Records
+ + + +
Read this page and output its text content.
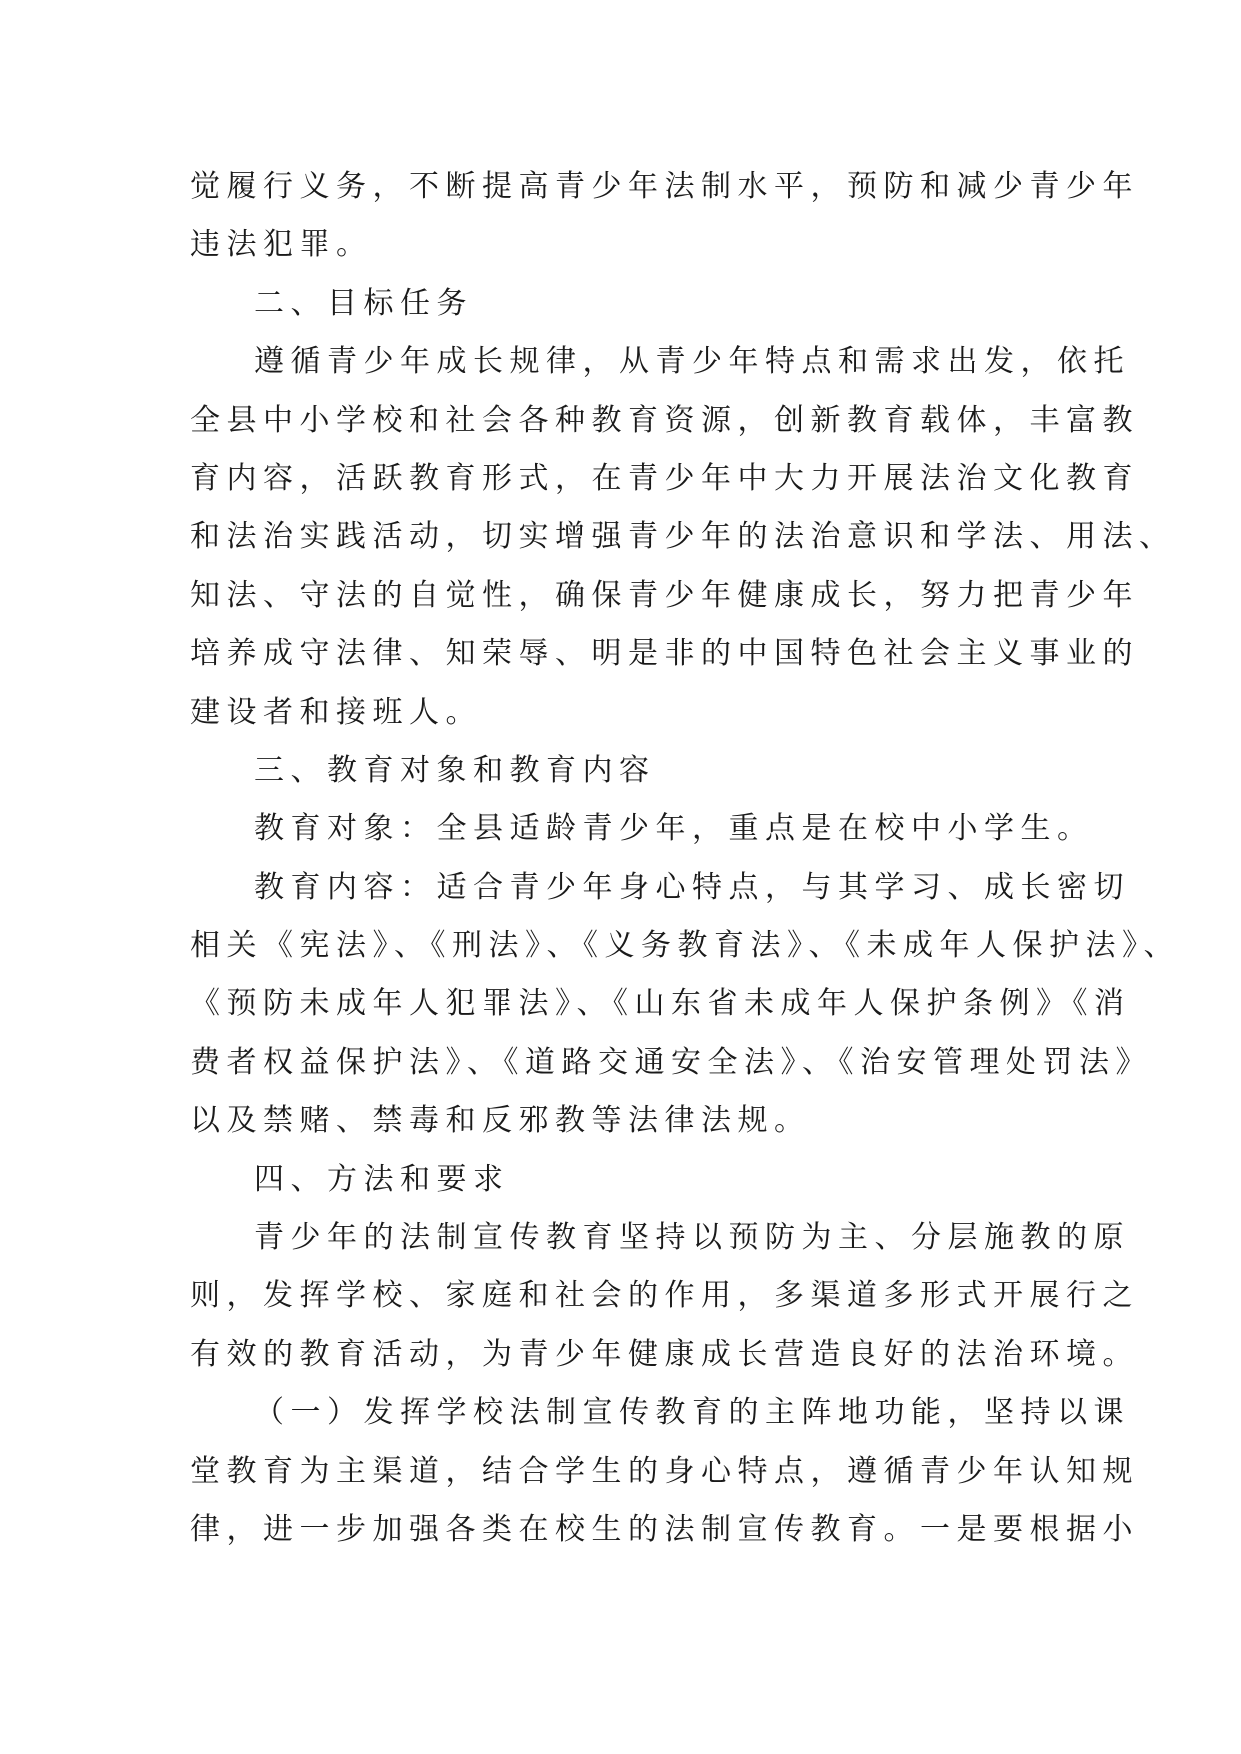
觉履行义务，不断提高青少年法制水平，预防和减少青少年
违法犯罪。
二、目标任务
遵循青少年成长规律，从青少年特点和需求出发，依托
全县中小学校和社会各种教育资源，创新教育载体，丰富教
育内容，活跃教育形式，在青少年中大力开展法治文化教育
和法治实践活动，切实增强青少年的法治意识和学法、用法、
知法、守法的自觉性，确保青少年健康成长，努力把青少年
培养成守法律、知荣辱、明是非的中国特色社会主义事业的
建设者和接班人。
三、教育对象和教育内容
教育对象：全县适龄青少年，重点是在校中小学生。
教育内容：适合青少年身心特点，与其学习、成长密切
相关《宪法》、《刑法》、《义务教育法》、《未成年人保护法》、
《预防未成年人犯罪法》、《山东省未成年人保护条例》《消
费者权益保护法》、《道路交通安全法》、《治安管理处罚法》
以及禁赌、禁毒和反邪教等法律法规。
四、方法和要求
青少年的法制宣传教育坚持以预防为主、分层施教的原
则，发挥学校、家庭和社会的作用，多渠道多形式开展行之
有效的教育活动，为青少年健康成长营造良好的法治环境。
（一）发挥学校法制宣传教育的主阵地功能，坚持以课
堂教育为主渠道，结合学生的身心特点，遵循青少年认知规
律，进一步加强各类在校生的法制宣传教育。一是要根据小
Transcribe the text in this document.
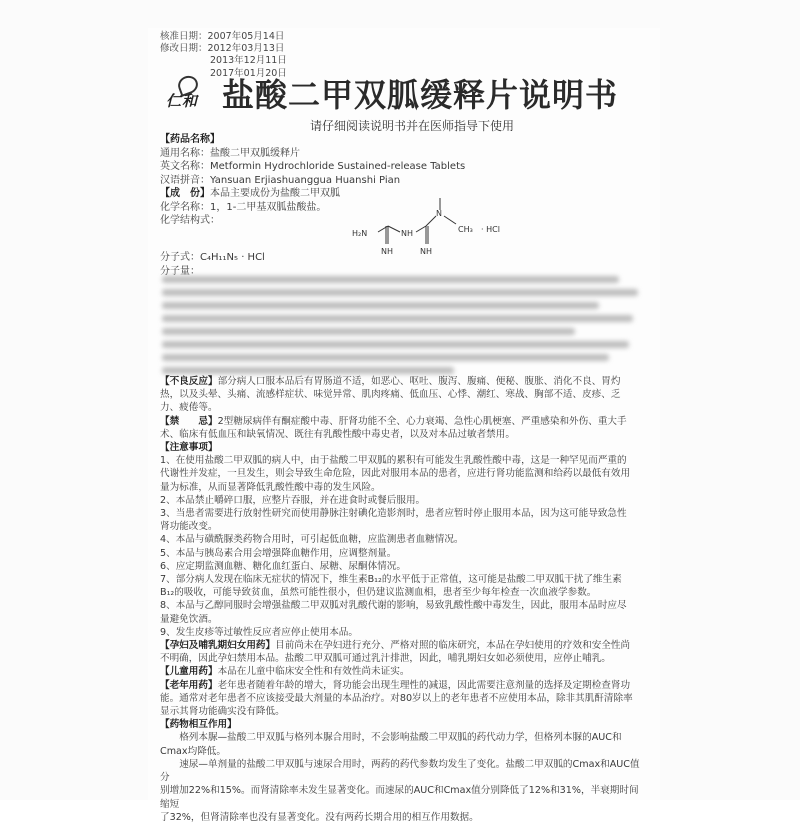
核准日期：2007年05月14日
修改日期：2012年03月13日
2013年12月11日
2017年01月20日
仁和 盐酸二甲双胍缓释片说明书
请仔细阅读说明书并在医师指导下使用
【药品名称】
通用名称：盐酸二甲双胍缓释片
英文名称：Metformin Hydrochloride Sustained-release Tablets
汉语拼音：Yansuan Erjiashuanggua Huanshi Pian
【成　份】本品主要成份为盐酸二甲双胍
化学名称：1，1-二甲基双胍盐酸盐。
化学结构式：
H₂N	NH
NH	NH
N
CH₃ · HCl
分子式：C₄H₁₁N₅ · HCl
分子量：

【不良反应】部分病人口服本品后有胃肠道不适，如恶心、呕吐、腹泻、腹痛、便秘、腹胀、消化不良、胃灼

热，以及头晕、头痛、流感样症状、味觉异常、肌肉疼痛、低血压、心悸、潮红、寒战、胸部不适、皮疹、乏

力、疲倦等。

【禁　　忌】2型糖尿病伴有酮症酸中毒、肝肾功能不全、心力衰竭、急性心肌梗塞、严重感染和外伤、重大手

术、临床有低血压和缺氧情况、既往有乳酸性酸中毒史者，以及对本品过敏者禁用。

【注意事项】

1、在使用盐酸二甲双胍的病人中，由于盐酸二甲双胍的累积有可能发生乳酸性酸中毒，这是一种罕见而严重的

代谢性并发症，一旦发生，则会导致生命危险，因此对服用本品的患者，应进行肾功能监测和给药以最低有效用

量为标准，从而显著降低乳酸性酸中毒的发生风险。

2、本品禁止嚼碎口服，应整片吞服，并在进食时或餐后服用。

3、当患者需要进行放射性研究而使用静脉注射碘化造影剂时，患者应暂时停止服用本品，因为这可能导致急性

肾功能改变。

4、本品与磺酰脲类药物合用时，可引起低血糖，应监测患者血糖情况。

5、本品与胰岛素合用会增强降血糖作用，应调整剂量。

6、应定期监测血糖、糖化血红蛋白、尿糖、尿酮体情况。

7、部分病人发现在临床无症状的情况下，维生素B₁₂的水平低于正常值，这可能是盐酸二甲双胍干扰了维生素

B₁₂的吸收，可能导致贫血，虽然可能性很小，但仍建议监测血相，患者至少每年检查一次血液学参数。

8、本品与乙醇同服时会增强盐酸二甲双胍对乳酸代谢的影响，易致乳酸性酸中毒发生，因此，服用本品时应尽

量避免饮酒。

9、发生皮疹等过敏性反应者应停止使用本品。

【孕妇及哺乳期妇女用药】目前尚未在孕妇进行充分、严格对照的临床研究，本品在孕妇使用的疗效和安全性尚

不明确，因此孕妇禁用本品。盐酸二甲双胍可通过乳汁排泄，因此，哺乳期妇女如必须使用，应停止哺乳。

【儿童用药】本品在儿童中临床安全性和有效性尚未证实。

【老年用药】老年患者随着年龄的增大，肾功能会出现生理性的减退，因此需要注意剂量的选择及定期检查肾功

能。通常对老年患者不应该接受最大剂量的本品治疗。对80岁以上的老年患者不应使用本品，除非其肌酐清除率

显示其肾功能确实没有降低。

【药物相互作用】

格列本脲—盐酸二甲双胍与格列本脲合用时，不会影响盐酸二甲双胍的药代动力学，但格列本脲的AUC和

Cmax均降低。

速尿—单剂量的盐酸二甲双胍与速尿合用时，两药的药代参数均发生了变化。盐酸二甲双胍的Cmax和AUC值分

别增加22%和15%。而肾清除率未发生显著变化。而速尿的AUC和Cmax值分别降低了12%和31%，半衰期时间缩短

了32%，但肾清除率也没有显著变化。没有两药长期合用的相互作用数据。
+ + + +
Collect the lines of the records that include the string "this".

Task answer ->
Read this page and output its text content.
Transcribe the text in this document.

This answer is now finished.